◆ **WHAT YOU WILL DO**:
Repeat the material below exactly, with no pictures.

◆ **Entries from a visual dataset**:
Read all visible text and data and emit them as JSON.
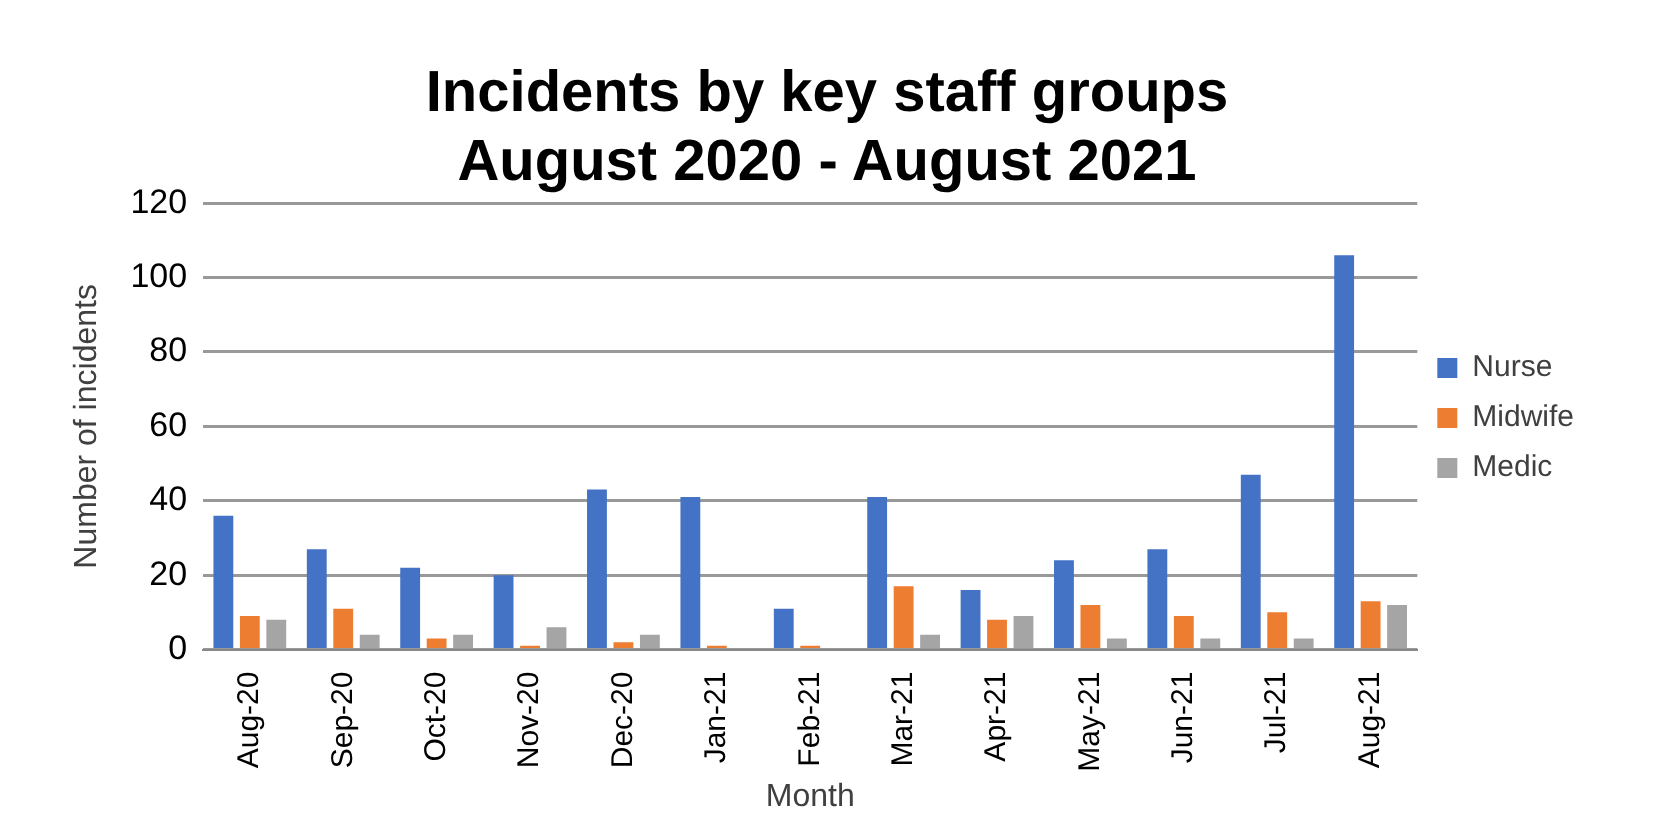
{
  "chart_data": {
    "type": "bar",
    "title": [
      "Incidents by key staff groups",
      "August 2020 - August 2021"
    ],
    "xlabel": "Month",
    "ylabel": "Number of incidents",
    "categories": [
      "Aug-20",
      "Sep-20",
      "Oct-20",
      "Nov-20",
      "Dec-20",
      "Jan-21",
      "Feb-21",
      "Mar-21",
      "Apr-21",
      "May-21",
      "Jun-21",
      "Jul-21",
      "Aug-21"
    ],
    "series": [
      {
        "name": "Nurse",
        "color": "#4472c4",
        "values": [
          36,
          27,
          22,
          20,
          43,
          41,
          11,
          41,
          16,
          24,
          27,
          47,
          106
        ]
      },
      {
        "name": "Midwife",
        "color": "#ed7d31",
        "values": [
          9,
          11,
          3,
          1,
          2,
          1,
          1,
          17,
          8,
          12,
          9,
          10,
          13
        ]
      },
      {
        "name": "Medic",
        "color": "#a5a5a5",
        "values": [
          8,
          4,
          4,
          6,
          4,
          0,
          0,
          4,
          9,
          3,
          3,
          3,
          12
        ]
      }
    ],
    "ylim": [
      0,
      120
    ],
    "yticks": [
      0,
      20,
      40,
      60,
      80,
      100,
      120
    ],
    "grid": "y",
    "legend": "right"
  }
}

◆ **EXERCISE RESULT**:
Read all visible text and data and emit them as JSON.
{
  "chart_data": {
    "type": "bar",
    "title": [
      "Incidents by key staff groups",
      "August 2020 - August 2021"
    ],
    "xlabel": "Month",
    "ylabel": "Number of incidents",
    "categories": [
      "Aug-20",
      "Sep-20",
      "Oct-20",
      "Nov-20",
      "Dec-20",
      "Jan-21",
      "Feb-21",
      "Mar-21",
      "Apr-21",
      "May-21",
      "Jun-21",
      "Jul-21",
      "Aug-21"
    ],
    "series": [
      {
        "name": "Nurse",
        "color": "#4472c4",
        "values": [
          36,
          27,
          22,
          20,
          43,
          41,
          11,
          41,
          16,
          24,
          27,
          47,
          106
        ]
      },
      {
        "name": "Midwife",
        "color": "#ed7d31",
        "values": [
          9,
          11,
          3,
          1,
          2,
          1,
          1,
          17,
          8,
          12,
          9,
          10,
          13
        ]
      },
      {
        "name": "Medic",
        "color": "#a5a5a5",
        "values": [
          8,
          4,
          4,
          6,
          4,
          0,
          0,
          4,
          9,
          3,
          3,
          3,
          12
        ]
      }
    ],
    "ylim": [
      0,
      120
    ],
    "yticks": [
      0,
      20,
      40,
      60,
      80,
      100,
      120
    ],
    "grid": "y",
    "legend": "right"
  }
}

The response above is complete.